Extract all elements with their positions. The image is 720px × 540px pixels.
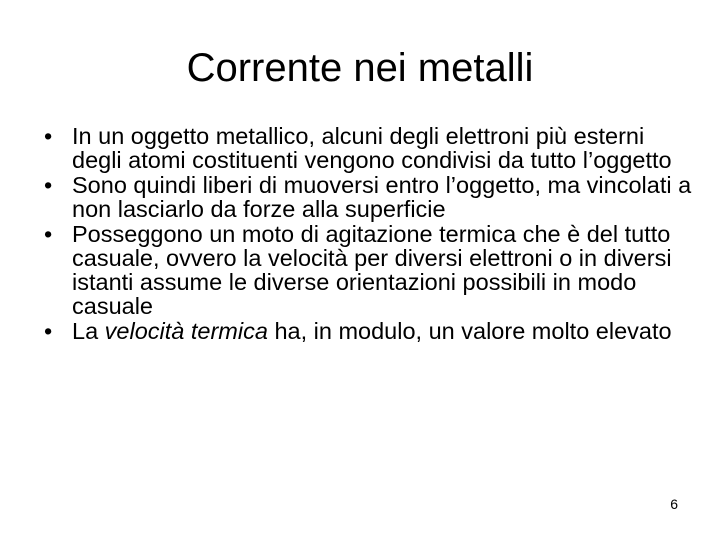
bullet-item [44,222,694,318]
bullet-list [44,124,694,344]
bullet-text: Posseggono un moto di agitazione termica che è del tutto casuale, ovvero la velocità per diversi elettroni o in diversi istanti assume le diverse orientazioni possibili in modo casuale [72,221,672,319]
bullet-text: In un oggetto metallico, alcuni degli elettroni più esterni degli atomi costituenti vengono condivisi da tutto l’oggetto [72,123,672,173]
page-number: 6 [670,496,678,512]
emphasized-term: velocità termica [104,318,268,344]
bullet-marker: • [44,221,53,247]
bullet-item [44,319,694,343]
slide-title: Corrente nei metalli [186,46,534,90]
bullet-marker: • [44,172,53,198]
bullet-text: Sono quindi liberi di muoversi entro l’oggetto, ma vincolati a non lasciarlo da forze alla superficie [72,172,692,222]
bullet-marker: • [44,123,53,149]
bullet-item [44,173,694,221]
bullet-text-prefix: La [72,318,105,344]
bullet-text-suffix: ha, in modulo, un valore molto elevato [267,318,672,344]
bullet-item [44,124,694,172]
bullet-marker: • [44,318,53,344]
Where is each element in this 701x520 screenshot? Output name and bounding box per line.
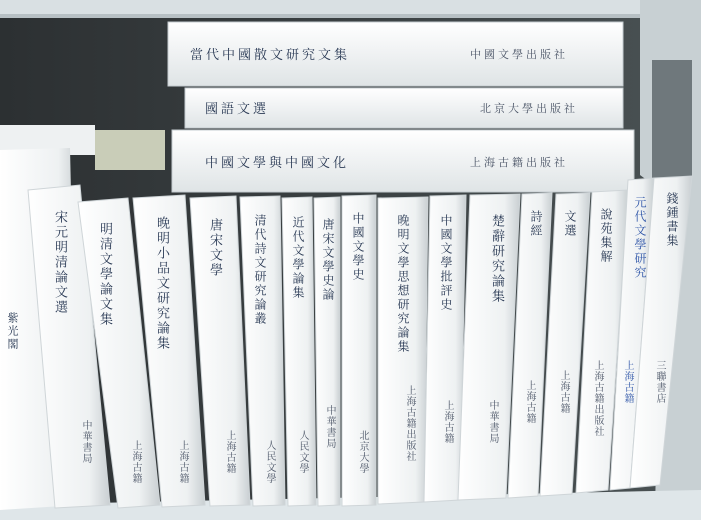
^^^^^^^^
### [What to work on]
Please reproduce all of the records above word for word, leaving out the pictures.

### [Solution for this exercise]
Extract all elements with their positions. The image is 720px × 540px pixels.
bullet-item [44,222,694,318]
bullet-list [44,124,694,344]
bullet-text: Posseggono un moto di agitazione termica che è del tutto casuale, ovvero la velocità per diversi elettroni o in diversi istanti assume le diverse orientazioni possibili in modo casuale [72,221,672,319]
bullet-text: In un oggetto metallico, alcuni degli elettroni più esterni degli atomi costituenti vengono condivisi da tutto l’oggetto [72,123,672,173]
page-number: 6 [670,496,678,512]
emphasized-term: velocità termica [104,318,268,344]
bullet-marker: • [44,221,53,247]
bullet-item [44,319,694,343]
slide-title: Corrente nei metalli [186,46,534,90]
bullet-marker: • [44,172,53,198]
bullet-text: Sono quindi liberi di muoversi entro l’oggetto, ma vincolati a non lasciarlo da forze alla superficie [72,172,692,222]
bullet-marker: • [44,123,53,149]
bullet-item [44,173,694,221]
bullet-text-prefix: La [72,318,105,344]
bullet-text-suffix: ha, in modulo, un valore molto elevato [267,318,672,344]
bullet-item [44,124,694,172]
bullet-marker: • [44,318,53,344]
Where is each element in this 701x520 screenshot? Output name and bounding box per line.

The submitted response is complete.